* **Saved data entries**
::::::::::

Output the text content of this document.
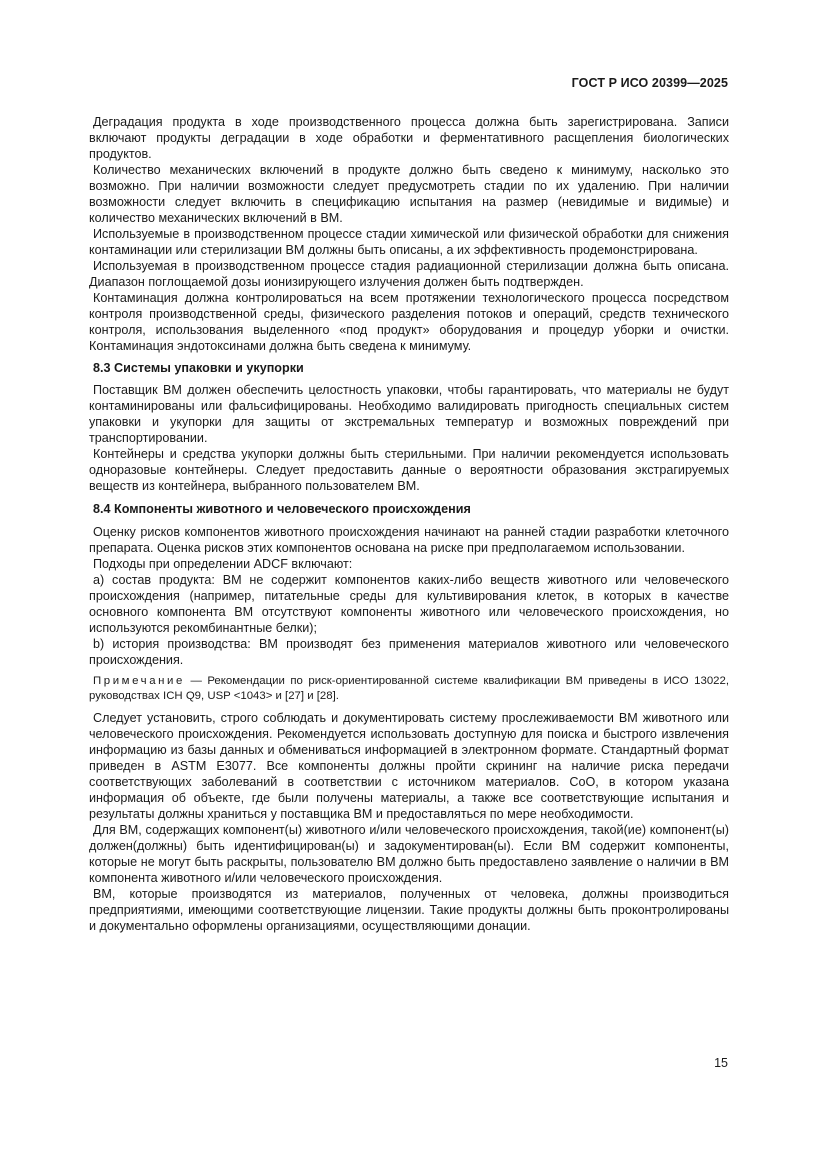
ГОСТ Р ИСО 20399—2025

Деградация продукта в ходе производственного процесса должна быть зарегистрирована. Записи включают продукты деградации в ходе обработки и ферментативного расщепления биологических продуктов.

Количество механических включений в продукте должно быть сведено к минимуму, насколько это возможно. При наличии возможности следует предусмотреть стадии по их удалению. При наличии возможности следует включить в спецификацию испытания на размер (невидимые и видимые) и количество механических включений в ВМ.

Используемые в производственном процессе стадии химической или физической обработки для снижения контаминации или стерилизации ВМ должны быть описаны, а их эффективность продемонстрирована.

Используемая в производственном процессе стадия радиационной стерилизации должна быть описана. Диапазон поглощаемой дозы ионизирующего излучения должен быть подтвержден.

Контаминация должна контролироваться на всем протяжении технологического процесса посредством контроля производственной среды, физического разделения потоков и операций, средств технического контроля, использования выделенного «под продукт» оборудования и процедур уборки и очистки. Контаминация эндотоксинами должна быть сведена к минимуму.

8.3 Системы упаковки и укупорки

Поставщик ВМ должен обеспечить целостность упаковки, чтобы гарантировать, что материалы не будут контаминированы или фальсифицированы. Необходимо валидировать пригодность специальных систем упаковки и укупорки для защиты от экстремальных температур и возможных повреждений при транспортировании.

Контейнеры и средства укупорки должны быть стерильными. При наличии рекомендуется использовать одноразовые контейнеры. Следует предоставить данные о вероятности образования экстрагируемых веществ из контейнера, выбранного пользователем ВМ.

8.4 Компоненты животного и человеческого происхождения

Оценку рисков компонентов животного происхождения начинают на ранней стадии разработки клеточного препарата. Оценка рисков этих компонентов основана на риске при предполагаемом использовании.

Подходы при определении ADCF включают:

а) состав продукта: ВМ не содержит компонентов каких-либо веществ животного или человеческого происхождения (например, питательные среды для культивирования клеток, в которых в качестве основного компонента ВМ отсутствуют компоненты животного или человеческого происхождения, но используются рекомбинантные белки);

b) история производства: ВМ производят без применения материалов животного или человеческого происхождения.

Примечание — Рекомендации по риск-ориентированной системе квалификации ВМ приведены в ИСО 13022, руководствах ICH Q9, USP <1043> и [27] и [28].

Следует установить, строго соблюдать и документировать систему прослеживаемости ВМ животного или человеческого происхождения. Рекомендуется использовать доступную для поиска и быстрого извлечения информацию из базы данных и обмениваться информацией в электронном формате. Стандартный формат приведен в ASTM E3077. Все компоненты должны пройти скрининг на наличие риска передачи соответствующих заболеваний в соответствии с источником материалов. CoO, в котором указана информация об объекте, где были получены материалы, а также все соответствующие испытания и результаты должны храниться у поставщика ВМ и предоставляться по мере необходимости.

Для ВМ, содержащих компонент(ы) животного и/или человеческого происхождения, такой(ие) компонент(ы) должен(должны) быть идентифицирован(ы) и задокументирован(ы). Если ВМ содержит компоненты, которые не могут быть раскрыты, пользователю ВМ должно быть предоставлено заявление о наличии в ВМ компонента животного и/или человеческого происхождения.

ВМ, которые производятся из материалов, полученных от человека, должны производиться предприятиями, имеющими соответствующие лицензии. Такие продукты должны быть проконтролированы и документально оформлены организациями, осуществляющими донации.

15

::::::::::

* **WHAT YOU WILL DO**
Reproduce each line holding the word "включают".

* **CORRECT RESPONSE**
Деградация продукта в ходе производственного процесса должна быть зарегистрирована. Записи включают продукты деградации в ходе обработки и ферментативного расщепления биологических продуктов.
Подходы при определении ADCF включают:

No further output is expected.